Problem to solve »
Transcribe the listing below word for word.

————

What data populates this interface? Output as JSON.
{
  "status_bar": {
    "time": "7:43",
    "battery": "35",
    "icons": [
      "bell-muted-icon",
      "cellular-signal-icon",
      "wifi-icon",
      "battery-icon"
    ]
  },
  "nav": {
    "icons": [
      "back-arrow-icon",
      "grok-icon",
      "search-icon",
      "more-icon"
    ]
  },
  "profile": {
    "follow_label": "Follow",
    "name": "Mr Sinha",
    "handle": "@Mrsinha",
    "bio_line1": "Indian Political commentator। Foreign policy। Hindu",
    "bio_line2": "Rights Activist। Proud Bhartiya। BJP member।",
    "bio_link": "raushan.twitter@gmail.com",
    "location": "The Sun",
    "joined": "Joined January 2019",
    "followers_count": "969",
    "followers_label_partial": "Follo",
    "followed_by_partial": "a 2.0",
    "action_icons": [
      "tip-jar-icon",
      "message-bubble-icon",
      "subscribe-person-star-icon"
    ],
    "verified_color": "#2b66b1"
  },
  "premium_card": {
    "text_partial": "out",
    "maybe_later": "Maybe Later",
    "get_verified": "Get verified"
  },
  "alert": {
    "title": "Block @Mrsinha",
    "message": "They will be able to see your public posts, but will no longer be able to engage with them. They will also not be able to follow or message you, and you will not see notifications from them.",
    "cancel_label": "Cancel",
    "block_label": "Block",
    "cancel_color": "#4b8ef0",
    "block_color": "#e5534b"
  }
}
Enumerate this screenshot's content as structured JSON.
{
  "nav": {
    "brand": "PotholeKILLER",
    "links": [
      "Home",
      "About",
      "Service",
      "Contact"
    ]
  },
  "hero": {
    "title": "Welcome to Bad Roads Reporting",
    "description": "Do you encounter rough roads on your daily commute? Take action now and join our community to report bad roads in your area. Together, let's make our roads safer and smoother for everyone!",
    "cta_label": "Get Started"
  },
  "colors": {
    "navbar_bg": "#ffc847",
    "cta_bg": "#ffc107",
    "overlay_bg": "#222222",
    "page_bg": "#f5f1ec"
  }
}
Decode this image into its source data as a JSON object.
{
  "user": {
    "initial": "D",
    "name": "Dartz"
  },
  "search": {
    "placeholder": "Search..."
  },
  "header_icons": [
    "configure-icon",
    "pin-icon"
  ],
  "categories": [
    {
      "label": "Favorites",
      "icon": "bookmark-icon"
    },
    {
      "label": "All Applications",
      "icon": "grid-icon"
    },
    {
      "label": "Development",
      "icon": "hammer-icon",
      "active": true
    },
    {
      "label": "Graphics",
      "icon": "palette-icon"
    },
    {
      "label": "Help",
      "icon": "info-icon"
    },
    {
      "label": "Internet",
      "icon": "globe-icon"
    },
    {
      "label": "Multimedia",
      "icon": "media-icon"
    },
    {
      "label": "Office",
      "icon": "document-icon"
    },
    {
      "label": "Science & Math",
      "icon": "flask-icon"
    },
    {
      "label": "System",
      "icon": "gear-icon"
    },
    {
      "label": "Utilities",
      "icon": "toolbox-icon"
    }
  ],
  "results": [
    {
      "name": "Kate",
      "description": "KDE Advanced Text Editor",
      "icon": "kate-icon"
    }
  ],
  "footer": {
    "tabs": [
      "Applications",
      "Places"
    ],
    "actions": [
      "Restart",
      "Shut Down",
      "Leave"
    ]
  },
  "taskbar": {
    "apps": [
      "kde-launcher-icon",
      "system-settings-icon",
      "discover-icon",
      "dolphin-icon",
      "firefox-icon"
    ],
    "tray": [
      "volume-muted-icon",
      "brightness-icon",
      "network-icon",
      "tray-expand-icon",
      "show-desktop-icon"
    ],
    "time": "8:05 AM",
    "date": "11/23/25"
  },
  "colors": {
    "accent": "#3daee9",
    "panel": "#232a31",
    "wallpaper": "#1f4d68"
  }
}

————

Answer below »
What data populates this interface? Output as JSON.
{
  "status_bar": {
    "time": "7:43",
    "battery": "35",
    "icons": [
      "bell-muted-icon",
      "cellular-signal-icon",
      "wifi-icon",
      "battery-icon"
    ]
  },
  "nav": {
    "icons": [
      "back-arrow-icon",
      "grok-icon",
      "search-icon",
      "more-icon"
    ]
  },
  "profile": {
    "follow_label": "Follow",
    "name": "Mr Sinha",
    "handle": "@Mrsinha",
    "bio_line1": "Indian Political commentator। Foreign policy। Hindu",
    "bio_line2": "Rights Activist। Proud Bhartiya। BJP member।",
    "bio_link": "raushan.twitter@gmail.com",
    "location": "The Sun",
    "joined": "Joined January 2019",
    "followers_count": "969",
    "followers_label_partial": "Follo",
    "followed_by_partial": "a 2.0",
    "action_icons": [
      "tip-jar-icon",
      "message-bubble-icon",
      "subscribe-person-star-icon"
    ],
    "verified_color": "#2b66b1"
  },
  "premium_card": {
    "text_partial": "out",
    "maybe_later": "Maybe Later",
    "get_verified": "Get verified"
  },
  "alert": {
    "title": "Block @Mrsinha",
    "message": "They will be able to see your public posts, but will no longer be able to engage with them. They will also not be able to follow or message you, and you will not see notifications from them.",
    "cancel_label": "Cancel",
    "block_label": "Block",
    "cancel_color": "#4b8ef0",
    "block_color": "#e5534b"
  }
}
Enumerate this screenshot's content as structured JSON.
{
  "nav": {
    "brand": "PotholeKILLER",
    "links": [
      "Home",
      "About",
      "Service",
      "Contact"
    ]
  },
  "hero": {
    "title": "Welcome to Bad Roads Reporting",
    "description": "Do you encounter rough roads on your daily commute? Take action now and join our community to report bad roads in your area. Together, let's make our roads safer and smoother for everyone!",
    "cta_label": "Get Started"
  },
  "colors": {
    "navbar_bg": "#ffc847",
    "cta_bg": "#ffc107",
    "overlay_bg": "#222222",
    "page_bg": "#f5f1ec"
  }
}
Decode this image into its source data as a JSON object.
{
  "user": {
    "initial": "D",
    "name": "Dartz"
  },
  "search": {
    "placeholder": "Search..."
  },
  "header_icons": [
    "configure-icon",
    "pin-icon"
  ],
  "categories": [
    {
      "label": "Favorites",
      "icon": "bookmark-icon"
    },
    {
      "label": "All Applications",
      "icon": "grid-icon"
    },
    {
      "label": "Development",
      "icon": "hammer-icon",
      "active": true
    },
    {
      "label": "Graphics",
      "icon": "palette-icon"
    },
    {
      "label": "Help",
      "icon": "info-icon"
    },
    {
      "label": "Internet",
      "icon": "globe-icon"
    },
    {
      "label": "Multimedia",
      "icon": "media-icon"
    },
    {
      "label": "Office",
      "icon": "document-icon"
    },
    {
      "label": "Science & Math",
      "icon": "flask-icon"
    },
    {
      "label": "System",
      "icon": "gear-icon"
    },
    {
      "label": "Utilities",
      "icon": "toolbox-icon"
    }
  ],
  "results": [
    {
      "name": "Kate",
      "description": "KDE Advanced Text Editor",
      "icon": "kate-icon"
    }
  ],
  "footer": {
    "tabs": [
      "Applications",
      "Places"
    ],
    "actions": [
      "Restart",
      "Shut Down",
      "Leave"
    ]
  },
  "taskbar": {
    "apps": [
      "kde-launcher-icon",
      "system-settings-icon",
      "discover-icon",
      "dolphin-icon",
      "firefox-icon"
    ],
    "tray": [
      "volume-muted-icon",
      "brightness-icon",
      "network-icon",
      "tray-expand-icon",
      "show-desktop-icon"
    ],
    "time": "8:05 AM",
    "date": "11/23/25"
  },
  "colors": {
    "accent": "#3daee9",
    "panel": "#232a31",
    "wallpaper": "#1f4d68"
  }
}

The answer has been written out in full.